■ TASK DIRECTIONS ■
Count the lines in the records below that contain the word "category". Reply with the number only.

■ RECORDS FOR THE TASK ■
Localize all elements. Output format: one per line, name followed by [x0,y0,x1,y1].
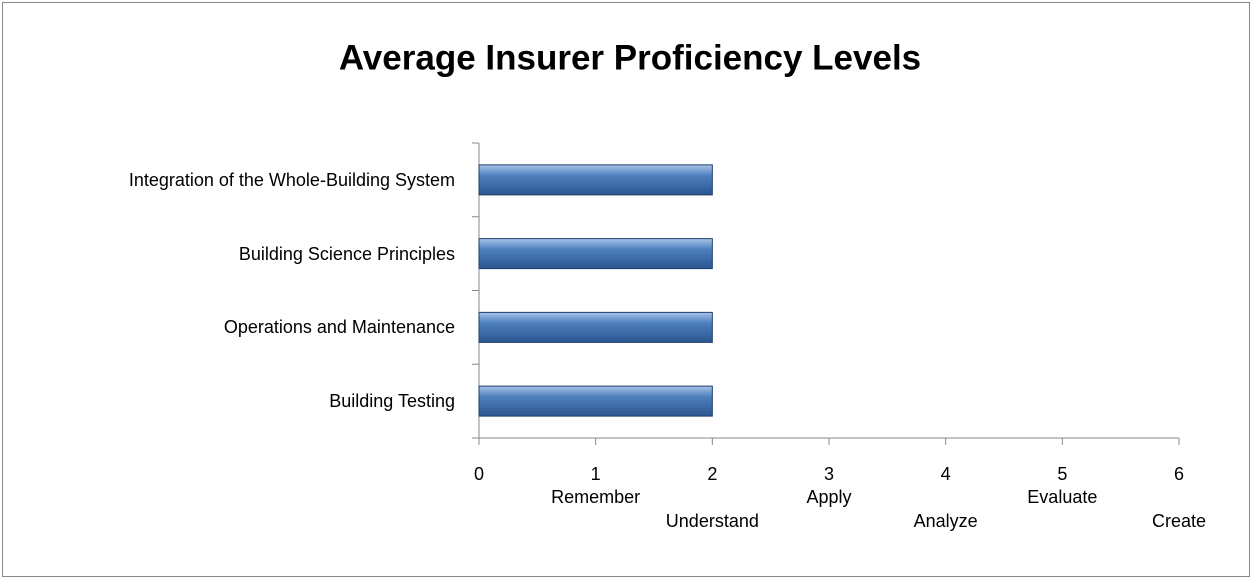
x-tick-label: 3 [824,464,834,484]
category-label: Building Science Principles [238,243,455,264]
chart-title: Average Insurer Proficiency Levels [339,38,921,77]
x-tick-sublabel: Understand [666,511,759,531]
x-tick-label: 4 [941,464,951,484]
x-tick-sublabel: Evaluate [1027,487,1097,507]
category-label: Operations and Maintenance [223,317,455,338]
category-label: Building Testing [329,391,455,412]
x-tick-label: 1 [591,464,601,484]
bar [478,311,713,343]
x-tick-label: 2 [707,464,717,484]
x-tick-label: 5 [1057,464,1067,484]
bar [478,164,713,196]
bar [478,385,713,417]
x-tick-sublabel: Apply [806,487,851,507]
x-tick-label: 0 [474,464,484,484]
bar [478,238,713,270]
x-tick-label: 6 [1174,464,1184,484]
x-tick-sublabel: Create [1152,511,1206,531]
x-tick-sublabel: Remember [551,487,640,507]
x-tick-sublabel: Analyze [914,511,978,531]
category-label: Integration of the Whole-Building System [128,169,455,190]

■ FINAL RESULT ■
4